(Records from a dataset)
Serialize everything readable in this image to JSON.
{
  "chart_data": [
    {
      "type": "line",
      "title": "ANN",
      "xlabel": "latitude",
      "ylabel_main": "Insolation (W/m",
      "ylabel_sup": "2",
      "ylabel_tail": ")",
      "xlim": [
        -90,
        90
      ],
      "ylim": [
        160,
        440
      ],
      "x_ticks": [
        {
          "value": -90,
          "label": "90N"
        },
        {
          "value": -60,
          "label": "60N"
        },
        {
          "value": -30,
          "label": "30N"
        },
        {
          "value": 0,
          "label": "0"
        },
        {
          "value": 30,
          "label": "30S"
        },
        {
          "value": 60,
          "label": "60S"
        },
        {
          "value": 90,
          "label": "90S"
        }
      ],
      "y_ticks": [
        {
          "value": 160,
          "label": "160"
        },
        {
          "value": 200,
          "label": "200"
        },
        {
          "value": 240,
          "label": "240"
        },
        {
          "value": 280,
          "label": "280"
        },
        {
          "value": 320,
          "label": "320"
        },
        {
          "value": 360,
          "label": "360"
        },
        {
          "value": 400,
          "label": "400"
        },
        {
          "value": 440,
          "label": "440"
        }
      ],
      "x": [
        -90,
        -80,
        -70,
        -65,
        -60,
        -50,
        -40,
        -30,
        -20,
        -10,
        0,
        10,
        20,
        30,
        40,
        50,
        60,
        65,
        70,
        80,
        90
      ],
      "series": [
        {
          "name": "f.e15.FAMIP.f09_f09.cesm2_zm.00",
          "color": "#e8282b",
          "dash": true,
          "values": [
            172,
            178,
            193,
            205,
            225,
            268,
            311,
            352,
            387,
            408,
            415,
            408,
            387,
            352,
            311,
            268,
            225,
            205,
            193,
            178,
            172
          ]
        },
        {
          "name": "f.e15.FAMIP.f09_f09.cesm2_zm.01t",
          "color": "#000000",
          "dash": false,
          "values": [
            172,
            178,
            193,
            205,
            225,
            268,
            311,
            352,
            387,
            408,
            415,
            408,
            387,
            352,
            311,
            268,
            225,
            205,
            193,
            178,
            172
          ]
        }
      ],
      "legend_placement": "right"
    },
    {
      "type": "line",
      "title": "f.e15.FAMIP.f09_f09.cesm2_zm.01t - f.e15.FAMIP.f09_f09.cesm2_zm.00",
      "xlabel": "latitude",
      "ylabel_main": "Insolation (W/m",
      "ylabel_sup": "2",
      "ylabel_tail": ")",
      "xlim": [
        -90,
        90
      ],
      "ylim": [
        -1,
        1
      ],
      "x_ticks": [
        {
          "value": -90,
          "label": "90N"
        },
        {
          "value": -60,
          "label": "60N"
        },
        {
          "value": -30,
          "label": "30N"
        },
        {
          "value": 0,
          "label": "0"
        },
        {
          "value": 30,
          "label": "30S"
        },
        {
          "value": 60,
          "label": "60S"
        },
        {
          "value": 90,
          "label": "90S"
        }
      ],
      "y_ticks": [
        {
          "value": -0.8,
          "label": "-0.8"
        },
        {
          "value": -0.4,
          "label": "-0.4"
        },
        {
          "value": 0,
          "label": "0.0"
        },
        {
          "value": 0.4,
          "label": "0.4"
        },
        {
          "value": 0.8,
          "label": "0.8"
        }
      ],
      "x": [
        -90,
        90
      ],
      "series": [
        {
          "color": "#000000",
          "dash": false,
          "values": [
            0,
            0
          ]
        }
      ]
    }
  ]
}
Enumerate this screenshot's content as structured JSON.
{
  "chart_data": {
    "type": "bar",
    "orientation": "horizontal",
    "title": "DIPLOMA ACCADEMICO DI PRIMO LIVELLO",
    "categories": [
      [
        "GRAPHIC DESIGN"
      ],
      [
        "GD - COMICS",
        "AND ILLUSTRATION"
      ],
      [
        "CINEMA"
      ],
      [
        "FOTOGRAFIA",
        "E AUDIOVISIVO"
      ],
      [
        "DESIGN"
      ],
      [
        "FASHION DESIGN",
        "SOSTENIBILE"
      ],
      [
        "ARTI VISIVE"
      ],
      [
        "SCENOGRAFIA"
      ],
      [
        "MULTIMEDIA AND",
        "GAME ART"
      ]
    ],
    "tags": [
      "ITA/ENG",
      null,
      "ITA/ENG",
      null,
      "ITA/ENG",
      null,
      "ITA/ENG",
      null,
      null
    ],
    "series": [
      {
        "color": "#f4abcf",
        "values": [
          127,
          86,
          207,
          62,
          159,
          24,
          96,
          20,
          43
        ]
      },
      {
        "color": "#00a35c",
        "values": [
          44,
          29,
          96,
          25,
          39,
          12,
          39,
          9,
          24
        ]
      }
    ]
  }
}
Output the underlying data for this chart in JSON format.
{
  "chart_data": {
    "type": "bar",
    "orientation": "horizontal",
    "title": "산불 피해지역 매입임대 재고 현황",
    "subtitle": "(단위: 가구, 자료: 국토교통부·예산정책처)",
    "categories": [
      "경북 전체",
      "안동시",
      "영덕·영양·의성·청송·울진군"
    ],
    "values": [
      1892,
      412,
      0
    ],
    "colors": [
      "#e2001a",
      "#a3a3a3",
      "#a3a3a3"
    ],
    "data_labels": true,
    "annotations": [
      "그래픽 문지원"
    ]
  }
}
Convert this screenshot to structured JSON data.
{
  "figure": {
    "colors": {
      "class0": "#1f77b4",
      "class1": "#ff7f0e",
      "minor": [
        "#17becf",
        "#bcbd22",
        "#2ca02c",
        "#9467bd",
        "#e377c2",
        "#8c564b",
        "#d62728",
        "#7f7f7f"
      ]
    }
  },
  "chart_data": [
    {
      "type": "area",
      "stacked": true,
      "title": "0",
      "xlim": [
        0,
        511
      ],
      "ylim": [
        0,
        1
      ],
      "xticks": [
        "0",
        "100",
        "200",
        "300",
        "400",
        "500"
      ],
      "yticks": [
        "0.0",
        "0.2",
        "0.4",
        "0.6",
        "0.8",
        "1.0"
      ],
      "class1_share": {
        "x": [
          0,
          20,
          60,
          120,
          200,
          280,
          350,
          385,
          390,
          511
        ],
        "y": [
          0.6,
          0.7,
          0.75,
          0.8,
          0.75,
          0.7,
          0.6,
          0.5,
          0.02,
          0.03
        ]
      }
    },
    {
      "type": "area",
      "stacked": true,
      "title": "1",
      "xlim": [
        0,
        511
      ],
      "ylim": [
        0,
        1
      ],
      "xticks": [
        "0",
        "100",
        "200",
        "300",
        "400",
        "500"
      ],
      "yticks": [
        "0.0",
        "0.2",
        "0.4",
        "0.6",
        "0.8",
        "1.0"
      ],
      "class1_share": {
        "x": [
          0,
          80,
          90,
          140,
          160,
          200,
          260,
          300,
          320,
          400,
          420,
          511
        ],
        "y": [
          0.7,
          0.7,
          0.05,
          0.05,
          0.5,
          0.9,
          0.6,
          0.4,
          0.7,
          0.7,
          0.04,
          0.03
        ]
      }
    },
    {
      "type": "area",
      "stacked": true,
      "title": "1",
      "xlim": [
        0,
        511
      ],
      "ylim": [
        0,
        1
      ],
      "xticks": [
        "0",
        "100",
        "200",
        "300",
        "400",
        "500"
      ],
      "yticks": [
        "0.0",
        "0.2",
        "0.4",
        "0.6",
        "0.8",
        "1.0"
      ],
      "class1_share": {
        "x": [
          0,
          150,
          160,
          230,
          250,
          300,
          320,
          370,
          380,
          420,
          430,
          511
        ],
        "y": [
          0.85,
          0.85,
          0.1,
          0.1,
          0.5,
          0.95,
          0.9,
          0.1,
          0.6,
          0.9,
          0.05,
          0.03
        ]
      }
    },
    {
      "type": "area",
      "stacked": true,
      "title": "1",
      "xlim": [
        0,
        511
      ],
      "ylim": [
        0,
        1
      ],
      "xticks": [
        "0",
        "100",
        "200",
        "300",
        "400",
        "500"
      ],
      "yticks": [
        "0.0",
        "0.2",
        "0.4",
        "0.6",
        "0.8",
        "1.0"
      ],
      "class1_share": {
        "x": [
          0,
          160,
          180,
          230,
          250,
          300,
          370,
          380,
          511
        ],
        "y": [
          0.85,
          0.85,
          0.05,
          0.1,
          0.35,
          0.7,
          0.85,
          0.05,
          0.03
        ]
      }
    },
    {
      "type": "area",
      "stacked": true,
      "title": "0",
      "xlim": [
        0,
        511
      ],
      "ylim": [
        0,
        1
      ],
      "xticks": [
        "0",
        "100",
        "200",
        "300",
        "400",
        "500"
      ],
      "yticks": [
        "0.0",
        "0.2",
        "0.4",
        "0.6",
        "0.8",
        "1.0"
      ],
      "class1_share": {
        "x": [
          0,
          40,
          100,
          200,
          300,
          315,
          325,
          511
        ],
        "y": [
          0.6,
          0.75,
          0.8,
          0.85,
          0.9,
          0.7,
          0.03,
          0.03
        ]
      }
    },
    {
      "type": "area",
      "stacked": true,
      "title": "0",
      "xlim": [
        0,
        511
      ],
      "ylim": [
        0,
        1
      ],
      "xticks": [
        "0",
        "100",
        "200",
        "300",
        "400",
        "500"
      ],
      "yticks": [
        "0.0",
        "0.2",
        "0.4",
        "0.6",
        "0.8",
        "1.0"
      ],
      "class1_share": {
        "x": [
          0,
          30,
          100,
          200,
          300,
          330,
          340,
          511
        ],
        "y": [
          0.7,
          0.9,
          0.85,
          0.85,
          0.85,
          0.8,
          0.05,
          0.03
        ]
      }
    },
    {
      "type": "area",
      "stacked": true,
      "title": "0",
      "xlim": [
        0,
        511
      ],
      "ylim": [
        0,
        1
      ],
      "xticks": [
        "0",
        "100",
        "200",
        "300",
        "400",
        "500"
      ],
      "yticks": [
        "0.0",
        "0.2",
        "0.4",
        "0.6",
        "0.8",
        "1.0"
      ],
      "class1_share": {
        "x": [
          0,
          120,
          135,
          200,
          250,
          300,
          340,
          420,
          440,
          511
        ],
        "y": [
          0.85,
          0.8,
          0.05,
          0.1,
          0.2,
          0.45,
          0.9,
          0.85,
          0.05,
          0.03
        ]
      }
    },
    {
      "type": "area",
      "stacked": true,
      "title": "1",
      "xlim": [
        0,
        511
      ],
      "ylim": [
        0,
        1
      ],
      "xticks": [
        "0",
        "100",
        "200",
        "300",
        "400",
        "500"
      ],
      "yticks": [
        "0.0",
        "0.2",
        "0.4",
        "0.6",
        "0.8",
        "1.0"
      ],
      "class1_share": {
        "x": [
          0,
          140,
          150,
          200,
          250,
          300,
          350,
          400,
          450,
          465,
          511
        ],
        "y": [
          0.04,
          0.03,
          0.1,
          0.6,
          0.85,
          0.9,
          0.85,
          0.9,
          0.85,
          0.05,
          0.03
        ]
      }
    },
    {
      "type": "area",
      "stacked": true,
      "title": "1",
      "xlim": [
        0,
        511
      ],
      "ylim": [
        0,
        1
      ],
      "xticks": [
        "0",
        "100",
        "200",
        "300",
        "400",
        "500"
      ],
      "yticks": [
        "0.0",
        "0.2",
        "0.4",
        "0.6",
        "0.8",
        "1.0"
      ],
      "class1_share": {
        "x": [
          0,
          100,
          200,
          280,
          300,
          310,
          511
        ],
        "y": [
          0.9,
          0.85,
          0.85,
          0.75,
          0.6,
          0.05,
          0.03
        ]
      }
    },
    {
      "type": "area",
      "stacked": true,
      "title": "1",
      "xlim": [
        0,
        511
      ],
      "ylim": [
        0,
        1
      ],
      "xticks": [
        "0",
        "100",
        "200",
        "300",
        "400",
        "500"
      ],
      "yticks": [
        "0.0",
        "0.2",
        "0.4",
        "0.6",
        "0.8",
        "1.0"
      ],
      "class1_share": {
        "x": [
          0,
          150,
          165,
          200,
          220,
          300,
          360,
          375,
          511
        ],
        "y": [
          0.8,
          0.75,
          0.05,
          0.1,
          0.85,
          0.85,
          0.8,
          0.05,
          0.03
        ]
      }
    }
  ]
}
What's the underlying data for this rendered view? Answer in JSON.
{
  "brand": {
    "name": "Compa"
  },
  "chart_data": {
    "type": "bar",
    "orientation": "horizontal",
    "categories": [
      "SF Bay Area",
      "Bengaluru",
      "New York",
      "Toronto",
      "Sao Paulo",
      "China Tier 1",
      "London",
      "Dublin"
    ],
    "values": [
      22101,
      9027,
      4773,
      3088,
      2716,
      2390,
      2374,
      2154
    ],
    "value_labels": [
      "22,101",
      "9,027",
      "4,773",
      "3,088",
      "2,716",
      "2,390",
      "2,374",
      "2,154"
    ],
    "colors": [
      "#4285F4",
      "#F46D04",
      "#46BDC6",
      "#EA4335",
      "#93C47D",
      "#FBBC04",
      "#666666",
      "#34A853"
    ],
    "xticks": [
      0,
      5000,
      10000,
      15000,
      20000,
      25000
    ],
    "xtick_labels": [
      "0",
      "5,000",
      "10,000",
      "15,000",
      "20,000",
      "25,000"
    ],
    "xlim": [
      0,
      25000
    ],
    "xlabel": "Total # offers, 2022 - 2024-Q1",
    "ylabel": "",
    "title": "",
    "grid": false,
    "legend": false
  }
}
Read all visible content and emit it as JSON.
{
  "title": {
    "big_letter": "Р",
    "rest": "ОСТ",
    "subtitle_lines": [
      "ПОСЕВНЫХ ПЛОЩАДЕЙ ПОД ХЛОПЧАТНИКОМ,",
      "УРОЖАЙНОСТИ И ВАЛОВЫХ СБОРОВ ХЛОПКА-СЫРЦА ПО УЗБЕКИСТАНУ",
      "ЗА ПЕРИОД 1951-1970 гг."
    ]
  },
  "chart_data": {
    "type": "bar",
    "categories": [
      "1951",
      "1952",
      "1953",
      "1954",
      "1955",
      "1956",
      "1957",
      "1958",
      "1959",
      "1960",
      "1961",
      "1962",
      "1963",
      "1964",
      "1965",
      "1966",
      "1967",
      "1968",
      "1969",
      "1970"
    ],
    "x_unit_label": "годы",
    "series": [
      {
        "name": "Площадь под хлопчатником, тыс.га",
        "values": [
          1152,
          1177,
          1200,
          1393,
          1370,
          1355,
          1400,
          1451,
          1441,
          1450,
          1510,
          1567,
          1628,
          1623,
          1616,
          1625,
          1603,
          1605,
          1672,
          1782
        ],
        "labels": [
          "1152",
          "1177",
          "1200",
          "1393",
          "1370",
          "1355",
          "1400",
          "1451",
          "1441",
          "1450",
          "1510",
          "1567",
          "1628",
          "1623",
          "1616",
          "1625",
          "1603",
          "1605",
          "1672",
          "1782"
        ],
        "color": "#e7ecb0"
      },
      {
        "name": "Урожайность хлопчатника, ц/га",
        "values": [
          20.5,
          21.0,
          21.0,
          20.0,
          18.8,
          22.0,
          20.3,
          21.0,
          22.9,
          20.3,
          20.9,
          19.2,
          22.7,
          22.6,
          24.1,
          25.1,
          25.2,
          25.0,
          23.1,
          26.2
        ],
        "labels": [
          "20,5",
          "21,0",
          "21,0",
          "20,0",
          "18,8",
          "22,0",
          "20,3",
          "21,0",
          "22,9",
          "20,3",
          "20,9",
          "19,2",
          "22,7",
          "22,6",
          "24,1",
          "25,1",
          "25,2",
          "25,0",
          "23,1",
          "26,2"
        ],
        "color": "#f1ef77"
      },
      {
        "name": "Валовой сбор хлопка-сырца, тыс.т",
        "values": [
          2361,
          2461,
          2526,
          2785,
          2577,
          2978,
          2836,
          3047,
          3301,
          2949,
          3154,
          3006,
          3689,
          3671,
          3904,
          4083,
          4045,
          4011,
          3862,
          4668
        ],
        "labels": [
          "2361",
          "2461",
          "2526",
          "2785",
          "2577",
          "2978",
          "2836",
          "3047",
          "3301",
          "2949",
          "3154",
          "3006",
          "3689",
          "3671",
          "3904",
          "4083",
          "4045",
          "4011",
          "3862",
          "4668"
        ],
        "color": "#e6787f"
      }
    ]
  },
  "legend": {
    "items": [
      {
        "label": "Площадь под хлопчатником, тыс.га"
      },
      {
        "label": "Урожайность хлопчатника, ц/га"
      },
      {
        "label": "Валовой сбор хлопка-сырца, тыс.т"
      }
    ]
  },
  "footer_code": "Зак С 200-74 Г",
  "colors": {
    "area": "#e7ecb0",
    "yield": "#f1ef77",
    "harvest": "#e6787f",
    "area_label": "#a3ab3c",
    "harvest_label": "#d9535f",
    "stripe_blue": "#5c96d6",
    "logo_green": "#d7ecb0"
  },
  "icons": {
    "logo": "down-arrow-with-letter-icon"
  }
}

### Given instruction:
Every line of the listing that holds "JSON" is to be counted; give only the resulting number.

### Task response:
6